### Excerpted text:
╔══

The banner screaming across the top of the front page of the Limerick Leader this week said it all. "COME ON LIMERICK – County rallies behind brilliant young hurlers." Inside, the paper's editorial spoke of how "these steadfast young hurlers have already sweetened up our summer days . . . " and how good it was for the soul of Limerick people to see families in green jerseys walking out of Páirc Uí Chaoimh.

This for a team whose only championship win in the two years before 2018 had come against Westmeath. Whose last defiant summer stand had come in the epic All-Ireland semi-final of 2014 against Kilkenny, only for them to fall in round two of the qualifiers the following year. Who had been rolling the rock up the hill in the league for fully eight years before they got out of Division 1B back in March. The very notion of having a team to get behind has felt light years away in Limerick for most of this decade.

Let loose

It’s only a little over two years since TJ Ryan stood outside the Limerick dressing-room in Parnell Park after a league quarter-final win over Dublin and let loose at the injustices of the world. Or at least the injustices of the small patch of the hurling world in and around Limerick.

Ryan’s tenure never quite recovered from missing out in that 2014 semi-final, when the weather went into full plague-of-locusts mode and Kilkenny rose from the canvas on a count of nine. But by beating Dublin on their own patch that night and making a league semi-final, Ryan felt he had a little licence to shake his fist at the sky. And duly took it.

“This was vital,” he said. “Vital for the squad. Like, if you come down to Limerick and see some of the vultures we have down there and read what’s being said – there’s hidden agendas all over the place. There’s hidden agendas against this squad, against some of the backroom team. From a Limerick point of view, I’d like to thank the supporters who came here tonight.

“Look, this team is working hard. It is very young, right? We go from one extreme to the other. We go from talking about All-Irelands to talking about sacking managers. Let’s get real. We’re in a league semi-final, let’s get real. Let’s talk about winning the league.

“There’s eight lads from Na Piarsigh on our panel. We were missing 25 per cent of our panel for the whole league. Missed them from club championship last year, missed them the previous year. This team in three years in Division 1B has only lost two round robin games, and in both those games we had a man sent off. You know what I mean? Let’s get real about it. Some of the stuff that’s been written – and I’m not blaming ye lads – it’s just been wrong.”

╚══

### Work required:
In the article on Limerick hurling, how many players from Na Piarsigh did TJ Ryan say were on the panel? The entries come from a different source than the article on Limerick hurling.

### Listed records:
╔══

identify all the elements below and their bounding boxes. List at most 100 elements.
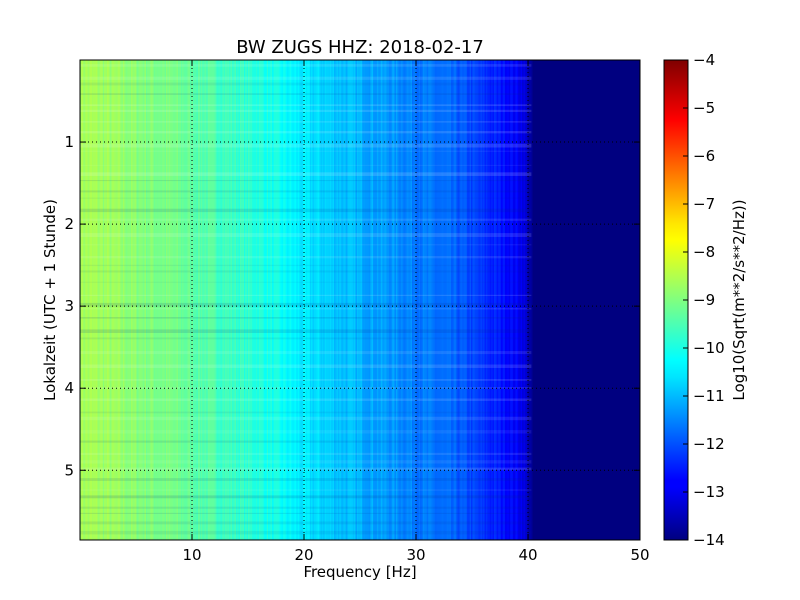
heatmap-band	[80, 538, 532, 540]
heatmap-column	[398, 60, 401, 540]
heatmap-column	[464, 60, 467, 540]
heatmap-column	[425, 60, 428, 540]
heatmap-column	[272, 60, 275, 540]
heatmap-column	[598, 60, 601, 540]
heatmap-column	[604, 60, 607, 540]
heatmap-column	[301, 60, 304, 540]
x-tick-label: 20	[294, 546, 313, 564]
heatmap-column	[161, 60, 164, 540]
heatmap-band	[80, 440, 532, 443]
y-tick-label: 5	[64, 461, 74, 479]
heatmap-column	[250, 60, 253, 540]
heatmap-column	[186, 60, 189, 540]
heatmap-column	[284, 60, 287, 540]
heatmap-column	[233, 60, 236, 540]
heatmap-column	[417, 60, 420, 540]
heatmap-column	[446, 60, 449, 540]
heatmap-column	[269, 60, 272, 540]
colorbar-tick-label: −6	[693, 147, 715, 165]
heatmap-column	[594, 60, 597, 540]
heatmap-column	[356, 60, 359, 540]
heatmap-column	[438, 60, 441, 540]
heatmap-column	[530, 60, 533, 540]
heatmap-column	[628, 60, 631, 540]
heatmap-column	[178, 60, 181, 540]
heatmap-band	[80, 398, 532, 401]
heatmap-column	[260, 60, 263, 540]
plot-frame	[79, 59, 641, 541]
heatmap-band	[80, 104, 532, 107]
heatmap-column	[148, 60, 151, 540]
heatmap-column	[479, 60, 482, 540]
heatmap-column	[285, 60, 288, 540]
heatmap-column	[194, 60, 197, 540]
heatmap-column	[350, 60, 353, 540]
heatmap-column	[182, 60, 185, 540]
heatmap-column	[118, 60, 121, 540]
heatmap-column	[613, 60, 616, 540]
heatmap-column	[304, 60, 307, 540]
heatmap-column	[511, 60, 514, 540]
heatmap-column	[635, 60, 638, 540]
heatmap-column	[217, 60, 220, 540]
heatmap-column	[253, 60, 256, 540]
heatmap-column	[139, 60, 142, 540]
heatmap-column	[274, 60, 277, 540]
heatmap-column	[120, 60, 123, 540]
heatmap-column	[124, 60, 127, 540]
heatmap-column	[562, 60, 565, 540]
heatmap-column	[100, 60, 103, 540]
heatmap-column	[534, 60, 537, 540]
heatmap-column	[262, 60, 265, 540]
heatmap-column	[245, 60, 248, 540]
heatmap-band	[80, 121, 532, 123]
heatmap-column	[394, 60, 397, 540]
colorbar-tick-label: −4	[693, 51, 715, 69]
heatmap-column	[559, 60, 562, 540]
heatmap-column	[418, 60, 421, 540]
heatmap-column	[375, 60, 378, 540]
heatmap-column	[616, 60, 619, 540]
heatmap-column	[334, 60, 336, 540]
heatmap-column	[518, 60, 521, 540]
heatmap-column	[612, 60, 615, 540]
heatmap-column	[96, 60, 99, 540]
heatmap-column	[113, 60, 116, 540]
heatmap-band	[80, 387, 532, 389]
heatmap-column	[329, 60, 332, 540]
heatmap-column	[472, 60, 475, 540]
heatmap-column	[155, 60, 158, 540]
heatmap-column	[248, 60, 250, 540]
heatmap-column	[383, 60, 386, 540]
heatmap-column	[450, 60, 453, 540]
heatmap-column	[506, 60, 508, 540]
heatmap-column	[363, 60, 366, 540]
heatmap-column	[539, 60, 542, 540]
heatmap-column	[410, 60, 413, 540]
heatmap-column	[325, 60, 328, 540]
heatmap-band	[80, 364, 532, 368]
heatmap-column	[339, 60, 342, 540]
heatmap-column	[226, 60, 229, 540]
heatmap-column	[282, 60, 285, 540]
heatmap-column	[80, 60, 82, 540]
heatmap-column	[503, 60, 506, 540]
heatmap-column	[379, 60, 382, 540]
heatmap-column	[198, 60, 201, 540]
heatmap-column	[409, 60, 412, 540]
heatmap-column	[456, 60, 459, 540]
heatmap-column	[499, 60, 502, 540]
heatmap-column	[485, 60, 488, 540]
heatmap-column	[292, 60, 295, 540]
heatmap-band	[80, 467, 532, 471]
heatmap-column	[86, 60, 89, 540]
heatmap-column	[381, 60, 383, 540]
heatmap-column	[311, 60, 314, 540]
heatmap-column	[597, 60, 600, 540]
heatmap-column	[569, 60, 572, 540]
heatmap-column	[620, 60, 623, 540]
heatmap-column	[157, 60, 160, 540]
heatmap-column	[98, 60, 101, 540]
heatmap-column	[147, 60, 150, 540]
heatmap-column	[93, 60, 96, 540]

╚══
╔══

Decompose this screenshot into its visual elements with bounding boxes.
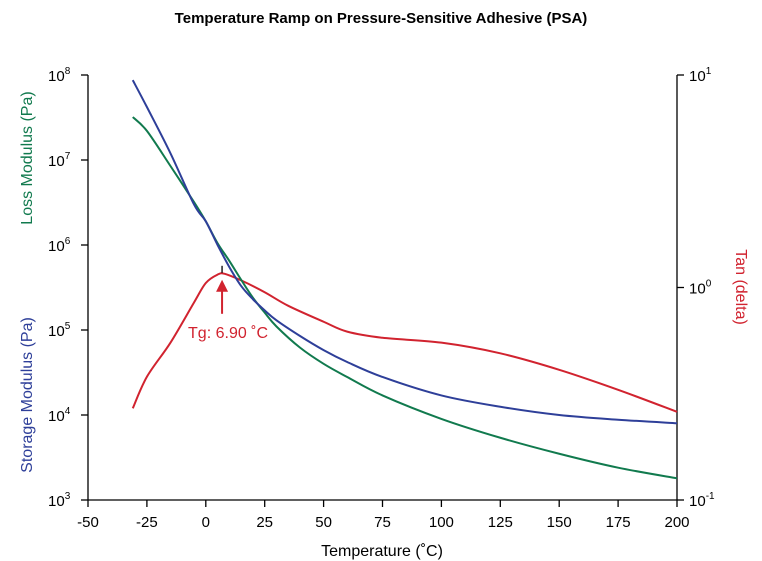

╚══

### Full output:
Eight.